[Figure record extracts]
______________________________

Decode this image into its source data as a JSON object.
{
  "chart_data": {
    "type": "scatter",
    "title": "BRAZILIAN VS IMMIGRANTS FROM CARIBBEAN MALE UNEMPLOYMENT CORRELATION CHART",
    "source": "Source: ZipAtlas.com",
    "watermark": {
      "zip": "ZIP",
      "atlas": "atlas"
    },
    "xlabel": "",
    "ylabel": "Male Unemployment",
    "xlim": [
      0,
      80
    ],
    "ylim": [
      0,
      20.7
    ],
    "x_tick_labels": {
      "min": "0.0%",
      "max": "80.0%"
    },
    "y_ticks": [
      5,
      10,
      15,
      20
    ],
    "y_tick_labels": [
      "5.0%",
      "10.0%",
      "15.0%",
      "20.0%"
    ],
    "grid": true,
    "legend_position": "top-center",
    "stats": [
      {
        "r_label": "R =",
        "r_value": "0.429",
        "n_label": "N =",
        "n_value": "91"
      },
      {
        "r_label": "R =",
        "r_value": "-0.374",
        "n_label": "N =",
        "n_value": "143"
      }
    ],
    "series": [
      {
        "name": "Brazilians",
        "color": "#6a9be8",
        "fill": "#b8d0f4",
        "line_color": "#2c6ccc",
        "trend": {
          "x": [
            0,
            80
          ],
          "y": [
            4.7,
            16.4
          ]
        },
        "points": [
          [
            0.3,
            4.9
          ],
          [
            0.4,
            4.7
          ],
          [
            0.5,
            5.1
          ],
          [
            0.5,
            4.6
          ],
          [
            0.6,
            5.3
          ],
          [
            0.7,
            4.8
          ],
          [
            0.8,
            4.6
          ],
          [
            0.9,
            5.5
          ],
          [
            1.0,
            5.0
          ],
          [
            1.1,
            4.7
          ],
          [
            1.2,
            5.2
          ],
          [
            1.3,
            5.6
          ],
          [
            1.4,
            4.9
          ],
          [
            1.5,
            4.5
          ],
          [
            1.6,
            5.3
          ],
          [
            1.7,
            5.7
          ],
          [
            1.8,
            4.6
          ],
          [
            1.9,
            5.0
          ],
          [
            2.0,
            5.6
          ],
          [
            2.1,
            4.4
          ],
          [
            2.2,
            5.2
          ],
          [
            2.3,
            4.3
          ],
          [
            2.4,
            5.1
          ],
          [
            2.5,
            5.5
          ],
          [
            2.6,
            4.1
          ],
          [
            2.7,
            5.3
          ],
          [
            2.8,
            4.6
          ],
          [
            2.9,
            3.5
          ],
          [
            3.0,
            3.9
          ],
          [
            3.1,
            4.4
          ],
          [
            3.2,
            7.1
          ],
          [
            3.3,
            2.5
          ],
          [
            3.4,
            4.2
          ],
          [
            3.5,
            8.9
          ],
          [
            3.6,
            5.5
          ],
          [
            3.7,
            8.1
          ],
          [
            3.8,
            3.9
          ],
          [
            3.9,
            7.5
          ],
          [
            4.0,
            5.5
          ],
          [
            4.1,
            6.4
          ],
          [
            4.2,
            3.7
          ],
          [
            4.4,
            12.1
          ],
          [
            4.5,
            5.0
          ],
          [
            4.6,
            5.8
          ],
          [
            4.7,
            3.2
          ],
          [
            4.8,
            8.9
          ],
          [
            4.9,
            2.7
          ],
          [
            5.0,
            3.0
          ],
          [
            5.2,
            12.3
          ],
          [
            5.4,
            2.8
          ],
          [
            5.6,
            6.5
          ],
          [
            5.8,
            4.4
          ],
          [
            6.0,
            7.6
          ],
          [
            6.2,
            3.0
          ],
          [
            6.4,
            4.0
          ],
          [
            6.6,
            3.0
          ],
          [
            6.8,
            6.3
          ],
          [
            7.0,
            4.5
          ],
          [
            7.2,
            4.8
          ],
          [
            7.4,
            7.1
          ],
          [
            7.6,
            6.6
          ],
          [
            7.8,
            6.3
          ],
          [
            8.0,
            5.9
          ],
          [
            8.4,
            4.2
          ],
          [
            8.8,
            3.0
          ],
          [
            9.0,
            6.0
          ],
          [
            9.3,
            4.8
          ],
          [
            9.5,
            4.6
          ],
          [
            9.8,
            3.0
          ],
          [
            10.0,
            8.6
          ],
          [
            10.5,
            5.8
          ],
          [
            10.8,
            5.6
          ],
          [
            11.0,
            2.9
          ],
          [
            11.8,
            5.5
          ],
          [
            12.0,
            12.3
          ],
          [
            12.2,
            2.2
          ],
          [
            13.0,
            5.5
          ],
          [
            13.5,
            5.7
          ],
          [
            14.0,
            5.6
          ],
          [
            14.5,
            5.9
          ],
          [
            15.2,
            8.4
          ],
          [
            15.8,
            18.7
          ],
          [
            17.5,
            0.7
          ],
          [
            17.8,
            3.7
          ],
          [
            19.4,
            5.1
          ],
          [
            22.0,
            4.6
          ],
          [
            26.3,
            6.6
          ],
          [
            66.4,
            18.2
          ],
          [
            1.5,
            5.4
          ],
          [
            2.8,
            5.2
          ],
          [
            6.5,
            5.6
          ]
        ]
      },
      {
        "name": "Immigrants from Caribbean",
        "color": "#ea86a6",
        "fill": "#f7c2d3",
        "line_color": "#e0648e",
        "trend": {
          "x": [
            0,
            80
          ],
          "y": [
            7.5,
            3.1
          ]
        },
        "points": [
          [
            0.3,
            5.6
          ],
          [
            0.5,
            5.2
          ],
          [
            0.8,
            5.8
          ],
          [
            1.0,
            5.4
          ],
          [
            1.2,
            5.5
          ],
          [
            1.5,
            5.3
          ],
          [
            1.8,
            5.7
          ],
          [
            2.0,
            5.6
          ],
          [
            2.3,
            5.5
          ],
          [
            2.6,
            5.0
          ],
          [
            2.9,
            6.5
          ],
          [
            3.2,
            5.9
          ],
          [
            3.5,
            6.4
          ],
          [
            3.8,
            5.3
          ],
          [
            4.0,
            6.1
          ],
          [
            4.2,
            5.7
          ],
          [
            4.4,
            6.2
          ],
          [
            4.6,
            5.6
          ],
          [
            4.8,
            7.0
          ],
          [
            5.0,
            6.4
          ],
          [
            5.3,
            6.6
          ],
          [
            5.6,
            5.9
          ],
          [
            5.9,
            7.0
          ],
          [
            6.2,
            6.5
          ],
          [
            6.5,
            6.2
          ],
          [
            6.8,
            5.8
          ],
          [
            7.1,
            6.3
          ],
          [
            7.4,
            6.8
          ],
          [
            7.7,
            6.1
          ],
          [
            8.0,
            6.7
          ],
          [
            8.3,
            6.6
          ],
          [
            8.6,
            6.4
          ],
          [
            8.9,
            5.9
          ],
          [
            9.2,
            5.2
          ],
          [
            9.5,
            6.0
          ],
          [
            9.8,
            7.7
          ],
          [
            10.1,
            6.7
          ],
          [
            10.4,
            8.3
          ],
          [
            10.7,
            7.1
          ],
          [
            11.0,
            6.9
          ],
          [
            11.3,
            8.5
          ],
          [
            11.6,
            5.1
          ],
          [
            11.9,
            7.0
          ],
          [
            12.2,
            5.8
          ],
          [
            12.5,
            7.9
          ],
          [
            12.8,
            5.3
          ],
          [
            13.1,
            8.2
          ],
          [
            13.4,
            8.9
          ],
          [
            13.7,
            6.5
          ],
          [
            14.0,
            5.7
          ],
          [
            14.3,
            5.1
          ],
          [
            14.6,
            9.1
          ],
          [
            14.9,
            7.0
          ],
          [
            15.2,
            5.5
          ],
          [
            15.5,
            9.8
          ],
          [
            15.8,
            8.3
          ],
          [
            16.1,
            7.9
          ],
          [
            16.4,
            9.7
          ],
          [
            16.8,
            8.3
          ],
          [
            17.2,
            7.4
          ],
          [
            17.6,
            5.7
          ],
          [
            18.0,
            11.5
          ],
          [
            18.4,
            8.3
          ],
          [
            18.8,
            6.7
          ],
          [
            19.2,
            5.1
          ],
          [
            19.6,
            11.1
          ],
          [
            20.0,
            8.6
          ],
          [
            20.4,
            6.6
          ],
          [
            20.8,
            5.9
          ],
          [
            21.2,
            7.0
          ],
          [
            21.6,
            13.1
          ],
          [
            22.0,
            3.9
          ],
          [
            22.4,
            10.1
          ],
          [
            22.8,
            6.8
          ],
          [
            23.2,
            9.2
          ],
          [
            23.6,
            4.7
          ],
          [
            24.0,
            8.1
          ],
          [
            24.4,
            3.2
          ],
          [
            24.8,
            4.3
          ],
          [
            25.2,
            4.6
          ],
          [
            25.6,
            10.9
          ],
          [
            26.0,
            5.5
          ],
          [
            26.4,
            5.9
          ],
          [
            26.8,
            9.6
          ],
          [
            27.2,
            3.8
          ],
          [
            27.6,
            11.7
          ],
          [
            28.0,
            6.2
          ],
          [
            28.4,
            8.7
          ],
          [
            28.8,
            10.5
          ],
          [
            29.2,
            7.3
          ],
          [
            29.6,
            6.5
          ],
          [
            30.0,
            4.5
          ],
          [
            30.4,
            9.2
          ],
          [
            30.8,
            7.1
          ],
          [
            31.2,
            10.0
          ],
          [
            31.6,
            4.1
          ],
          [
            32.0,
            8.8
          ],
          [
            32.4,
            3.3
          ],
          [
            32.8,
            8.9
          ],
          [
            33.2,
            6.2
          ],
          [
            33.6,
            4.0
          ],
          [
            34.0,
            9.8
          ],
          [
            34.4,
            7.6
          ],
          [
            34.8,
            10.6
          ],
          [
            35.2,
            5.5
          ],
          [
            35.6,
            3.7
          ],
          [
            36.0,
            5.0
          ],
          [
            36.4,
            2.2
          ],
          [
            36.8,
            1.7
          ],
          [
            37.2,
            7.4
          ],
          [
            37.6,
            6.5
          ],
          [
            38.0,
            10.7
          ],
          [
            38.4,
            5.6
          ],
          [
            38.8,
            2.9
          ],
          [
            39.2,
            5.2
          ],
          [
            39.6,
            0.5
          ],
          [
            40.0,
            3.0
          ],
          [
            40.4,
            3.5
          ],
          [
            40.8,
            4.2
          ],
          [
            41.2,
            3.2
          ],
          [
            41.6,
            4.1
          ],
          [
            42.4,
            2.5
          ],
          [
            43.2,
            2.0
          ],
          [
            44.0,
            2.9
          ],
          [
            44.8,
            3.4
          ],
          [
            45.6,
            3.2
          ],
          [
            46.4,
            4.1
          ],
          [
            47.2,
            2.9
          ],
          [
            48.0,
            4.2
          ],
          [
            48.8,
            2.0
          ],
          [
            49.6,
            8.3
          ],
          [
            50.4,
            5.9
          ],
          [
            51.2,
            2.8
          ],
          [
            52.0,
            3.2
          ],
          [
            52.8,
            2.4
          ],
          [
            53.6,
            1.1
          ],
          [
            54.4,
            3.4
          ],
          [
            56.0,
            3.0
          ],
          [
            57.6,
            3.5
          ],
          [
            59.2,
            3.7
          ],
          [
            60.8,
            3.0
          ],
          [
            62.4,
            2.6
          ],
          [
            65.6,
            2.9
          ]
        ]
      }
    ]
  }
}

______________________________

-- AIM --
Look through the data and gather every line with the string "source" in it.

-- PROBLEM SOLUTION --
Decode this image into its source data as a JSON object.
    "source": "Source: ZipAtlas.com",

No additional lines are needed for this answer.